Your instructions: State how many lines of the records contain the string "Production", and give no other information.
***** Data excerpts
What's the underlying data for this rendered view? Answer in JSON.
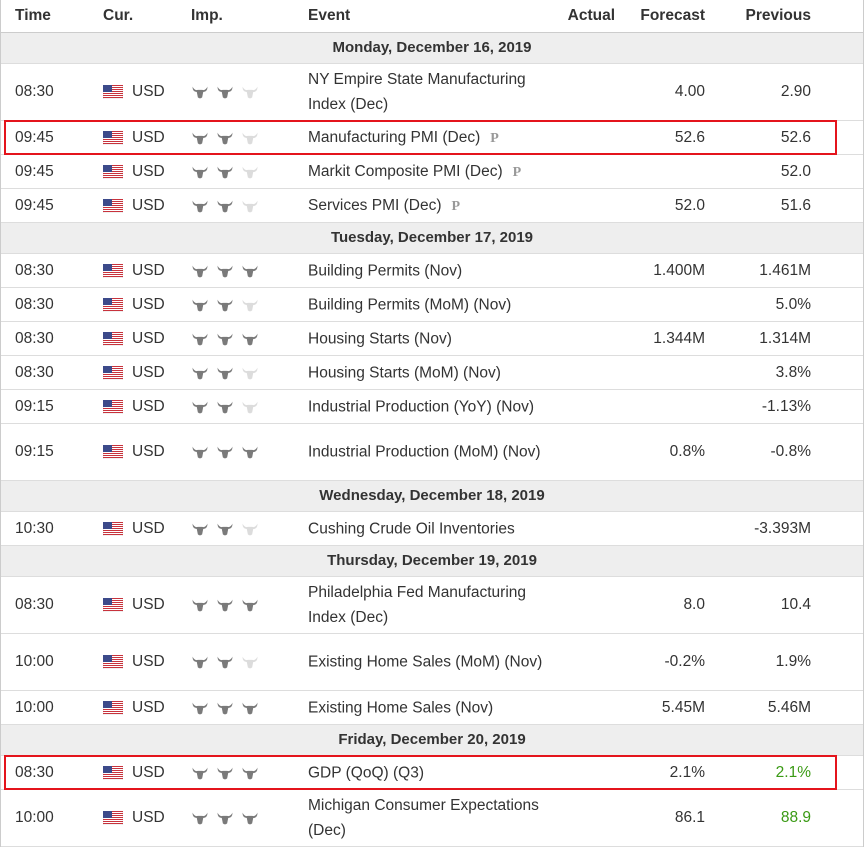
{
  "header": [
    "Time",
    "Cur.",
    "Imp.",
    "Event",
    "Actual",
    "Forecast",
    "Previous"
  ],
  "days": [
    {
      "date": "Monday, December 16, 2019",
      "rows": [
        {
          "time": "08:30",
          "currency": "USD",
          "importance": 2,
          "event": "NY Empire State Manufacturing Index (Dec)",
          "lines": 2,
          "forecast": "4.00",
          "previous": "2.90"
        },
        {
          "time": "09:45",
          "currency": "USD",
          "importance": 2,
          "event": "Manufacturing PMI (Dec)",
          "badge": "P",
          "forecast": "52.6",
          "previous": "52.6",
          "highlight": true
        },
        {
          "time": "09:45",
          "currency": "USD",
          "importance": 2,
          "event": "Markit Composite PMI (Dec)",
          "badge": "P",
          "previous": "52.0"
        },
        {
          "time": "09:45",
          "currency": "USD",
          "importance": 2,
          "event": "Services PMI (Dec)",
          "badge": "P",
          "forecast": "52.0",
          "previous": "51.6"
        }
      ]
    },
    {
      "date": "Tuesday, December 17, 2019",
      "rows": [
        {
          "time": "08:30",
          "currency": "USD",
          "importance": 3,
          "event": "Building Permits (Nov)",
          "forecast": "1.400M",
          "previous": "1.461M"
        },
        {
          "time": "08:30",
          "currency": "USD",
          "importance": 2,
          "event": "Building Permits (MoM) (Nov)",
          "previous": "5.0%"
        },
        {
          "time": "08:30",
          "currency": "USD",
          "importance": 3,
          "event": "Housing Starts (Nov)",
          "forecast": "1.344M",
          "previous": "1.314M"
        },
        {
          "time": "08:30",
          "currency": "USD",
          "importance": 2,
          "event": "Housing Starts (MoM) (Nov)",
          "previous": "3.8%"
        },
        {
          "time": "09:15",
          "currency": "USD",
          "importance": 2,
          "event": "Industrial Production (YoY) (Nov)",
          "previous": "-1.13%"
        },
        {
          "time": "09:15",
          "currency": "USD",
          "importance": 3,
          "event": "Industrial Production (MoM) (Nov)",
          "lines": 2,
          "forecast": "0.8%",
          "previous": "-0.8%"
        }
      ]
    },
    {
      "date": "Wednesday, December 18, 2019",
      "rows": [
        {
          "time": "10:30",
          "currency": "USD",
          "importance": 2,
          "event": "Cushing Crude Oil Inventories",
          "previous": "-3.393M"
        }
      ]
    },
    {
      "date": "Thursday, December 19, 2019",
      "rows": [
        {
          "time": "08:30",
          "currency": "USD",
          "importance": 3,
          "event": "Philadelphia Fed Manufacturing Index (Dec)",
          "lines": 2,
          "forecast": "8.0",
          "previous": "10.4"
        },
        {
          "time": "10:00",
          "currency": "USD",
          "importance": 2,
          "event": "Existing Home Sales (MoM) (Nov)",
          "lines": 2,
          "forecast": "-0.2%",
          "previous": "1.9%"
        },
        {
          "time": "10:00",
          "currency": "USD",
          "importance": 3,
          "event": "Existing Home Sales (Nov)",
          "forecast": "5.45M",
          "previous": "5.46M"
        }
      ]
    },
    {
      "date": "Friday, December 20, 2019",
      "rows": [
        {
          "time": "08:30",
          "currency": "USD",
          "importance": 3,
          "event": "GDP (QoQ) (Q3)",
          "forecast": "2.1%",
          "previous": "2.1%",
          "previous_color": "#3a9a14",
          "highlight": true
        },
        {
          "time": "10:00",
          "currency": "USD",
          "importance": 3,
          "event": "Michigan Consumer Expectations (Dec)",
          "lines": 2,
          "forecast": "86.1",
          "previous": "88.9",
          "previous_color": "#3a9a14"
        }
      ]
    }
  ]
}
**********
Exercise response: 2